GIVEN DATA.

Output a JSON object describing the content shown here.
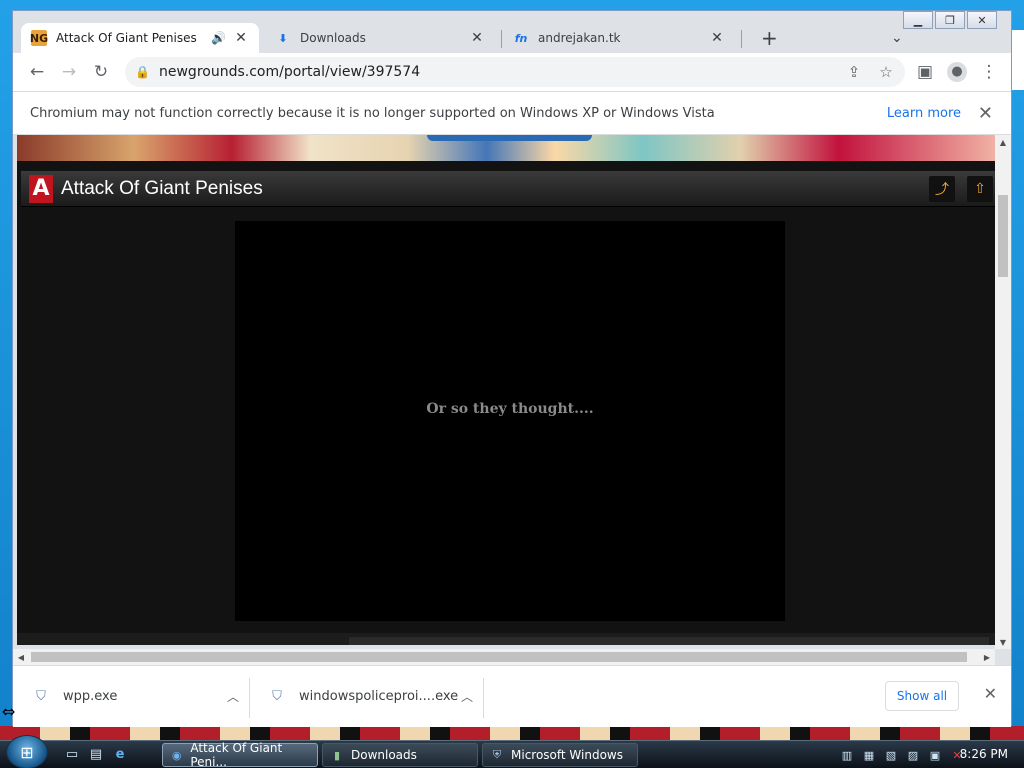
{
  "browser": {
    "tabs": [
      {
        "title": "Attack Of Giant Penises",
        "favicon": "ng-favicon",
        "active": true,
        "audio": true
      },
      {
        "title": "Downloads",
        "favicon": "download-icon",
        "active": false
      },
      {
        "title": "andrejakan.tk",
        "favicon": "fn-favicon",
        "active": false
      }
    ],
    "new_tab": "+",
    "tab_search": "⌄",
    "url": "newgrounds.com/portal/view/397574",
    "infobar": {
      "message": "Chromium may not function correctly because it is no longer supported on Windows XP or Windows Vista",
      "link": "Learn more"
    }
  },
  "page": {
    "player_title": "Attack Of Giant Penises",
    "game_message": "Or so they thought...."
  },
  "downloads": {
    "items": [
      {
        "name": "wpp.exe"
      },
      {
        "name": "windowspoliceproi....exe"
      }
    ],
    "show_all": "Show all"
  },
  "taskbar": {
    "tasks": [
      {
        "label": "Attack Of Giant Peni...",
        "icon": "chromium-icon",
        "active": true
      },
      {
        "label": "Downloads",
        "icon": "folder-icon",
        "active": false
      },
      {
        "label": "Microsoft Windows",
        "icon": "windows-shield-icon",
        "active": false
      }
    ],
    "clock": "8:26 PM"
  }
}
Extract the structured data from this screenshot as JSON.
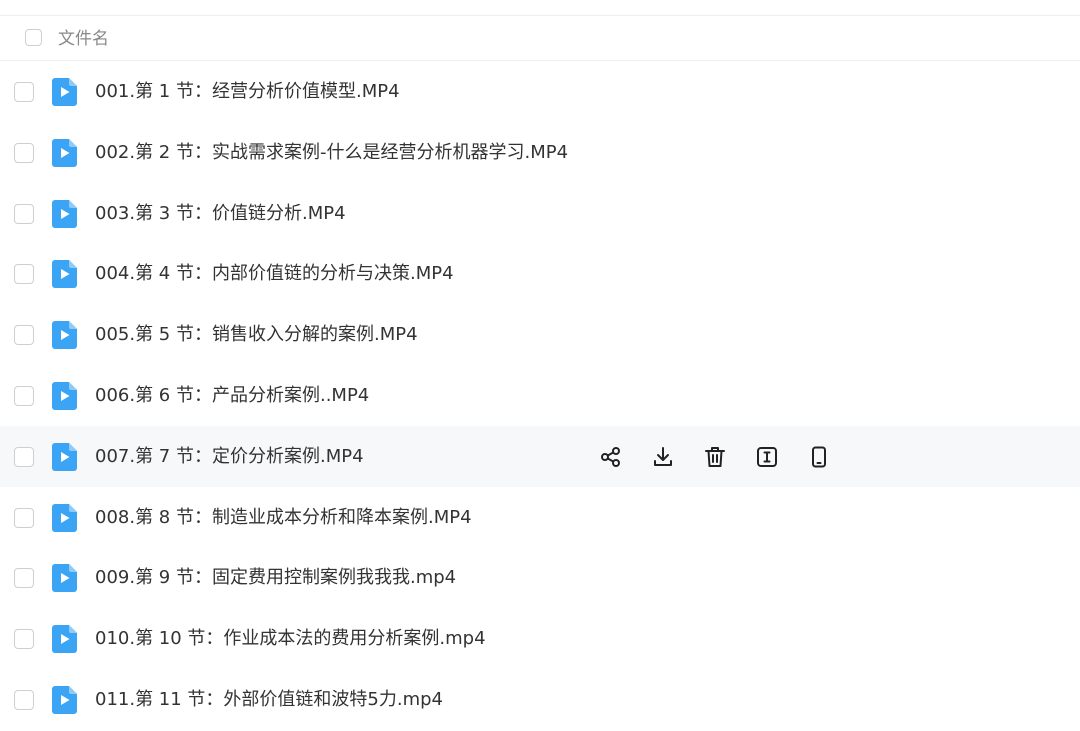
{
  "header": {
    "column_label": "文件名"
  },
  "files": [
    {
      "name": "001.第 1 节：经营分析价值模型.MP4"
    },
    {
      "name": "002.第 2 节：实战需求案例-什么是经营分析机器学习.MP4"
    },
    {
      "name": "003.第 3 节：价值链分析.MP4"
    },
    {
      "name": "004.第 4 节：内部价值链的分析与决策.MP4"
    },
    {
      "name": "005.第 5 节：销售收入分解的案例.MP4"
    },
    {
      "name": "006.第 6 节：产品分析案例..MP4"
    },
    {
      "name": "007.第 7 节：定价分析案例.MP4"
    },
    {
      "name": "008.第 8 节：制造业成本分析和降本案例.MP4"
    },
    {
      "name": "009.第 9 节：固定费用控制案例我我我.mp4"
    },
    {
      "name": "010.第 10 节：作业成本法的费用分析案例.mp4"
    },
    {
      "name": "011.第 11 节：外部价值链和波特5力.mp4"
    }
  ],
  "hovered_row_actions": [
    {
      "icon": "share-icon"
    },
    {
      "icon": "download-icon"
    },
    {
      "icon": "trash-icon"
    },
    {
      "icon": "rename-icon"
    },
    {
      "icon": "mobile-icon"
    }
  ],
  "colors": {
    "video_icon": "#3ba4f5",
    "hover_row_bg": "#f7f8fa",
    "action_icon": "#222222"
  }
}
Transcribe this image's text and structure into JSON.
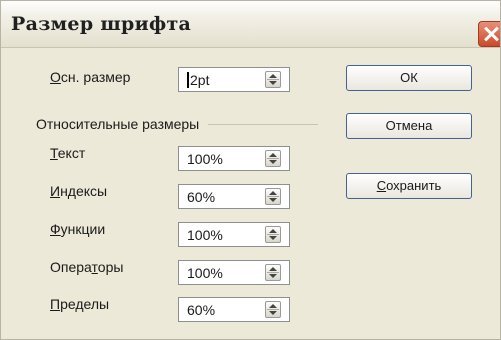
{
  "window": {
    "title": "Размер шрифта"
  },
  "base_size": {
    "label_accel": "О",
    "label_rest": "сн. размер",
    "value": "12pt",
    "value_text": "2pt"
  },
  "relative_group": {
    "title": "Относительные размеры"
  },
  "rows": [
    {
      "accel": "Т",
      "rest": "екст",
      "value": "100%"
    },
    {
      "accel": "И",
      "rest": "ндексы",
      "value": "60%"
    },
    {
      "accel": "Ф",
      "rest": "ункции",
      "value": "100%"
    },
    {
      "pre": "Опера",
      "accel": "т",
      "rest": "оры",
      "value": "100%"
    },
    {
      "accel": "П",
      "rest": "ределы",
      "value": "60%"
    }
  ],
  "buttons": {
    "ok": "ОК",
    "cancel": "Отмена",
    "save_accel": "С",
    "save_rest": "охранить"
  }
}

WHAT NEEDS TO BE DONE. Find the lines with the string "Giant" and reproduce them.

RESPONSE.
        "title": "Attack Of Giant Penises",
    "player_title": "Attack Of Giant Penises",
        "label": "Attack Of Giant Peni...",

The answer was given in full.